## The request:
Every record that follows must be duplicated exactly, with images left out.
====== Given data ======
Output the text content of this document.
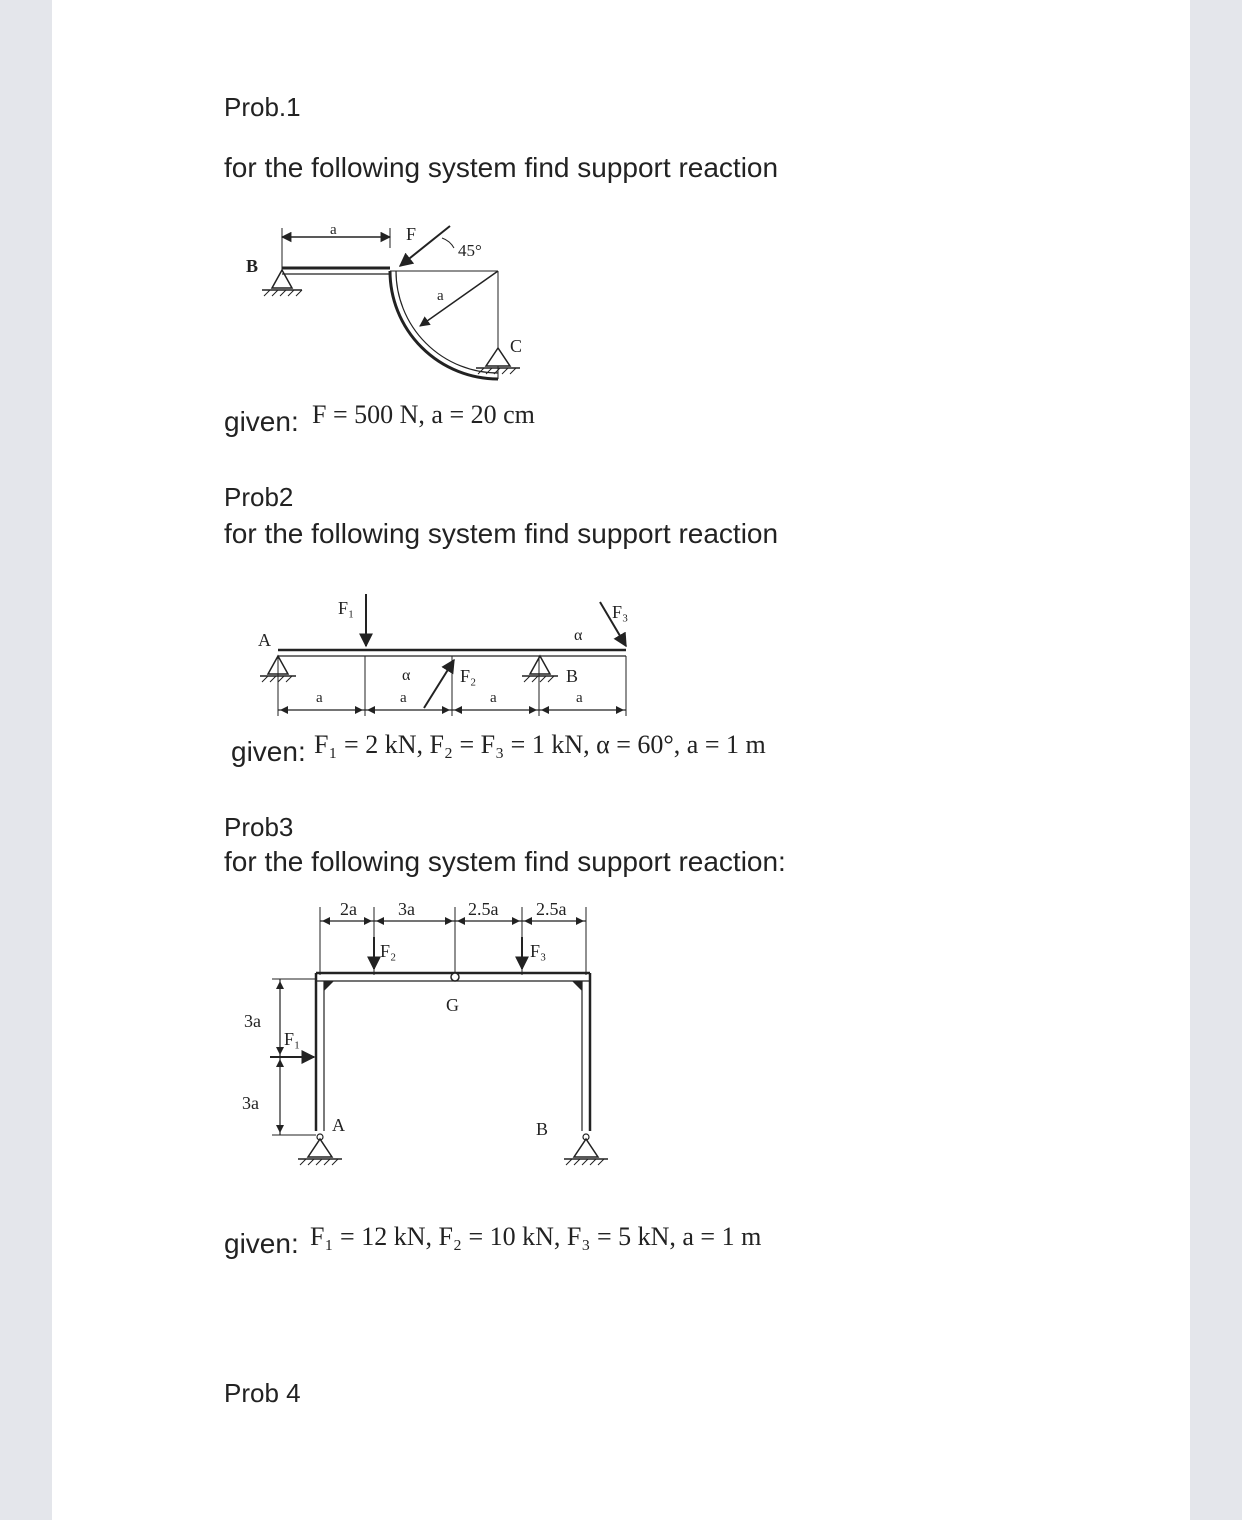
Prob.1
for the following system find support reaction
a
B
a
F
45°
C
given: F = 500 N, a = 20 cm
Prob2
for the following system find support reaction
A
B
F₁
F₂
α
F₃
α
a	a	a	a
given: F₁ = 2 kN, F₂ = F₃ = 1 kN, α = 60°, a = 1 m
Prob3
for the following system find support reaction:
2a 3a	2.5a 2.5a
F₂	F₃
G
3a
3a
F₁
A	B
given: F₁ = 12 kN, F₂ = 10 kN, F₃ = 5 kN, a = 1 m
Prob 4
======
## Solution to this exercise:
Output the text content of this document.
Prob.1
for the following system find support reaction
a
B
a
F
45°
C
given: F = 500 N, a = 20 cm
Prob2
for the following system find support reaction
A
B
F₁
F₂
α
F₃
α
a	a	a	a
given: F₁ = 2 kN, F₂ = F₃ = 1 kN, α = 60°, a = 1 m
Prob3
for the following system find support reaction:
2a 3a	2.5a 2.5a
F₂	F₃
G
3a
3a
F₁
A	B
given: F₁ = 12 kN, F₂ = 10 kN, F₃ = 5 kN, a = 1 m
Prob 4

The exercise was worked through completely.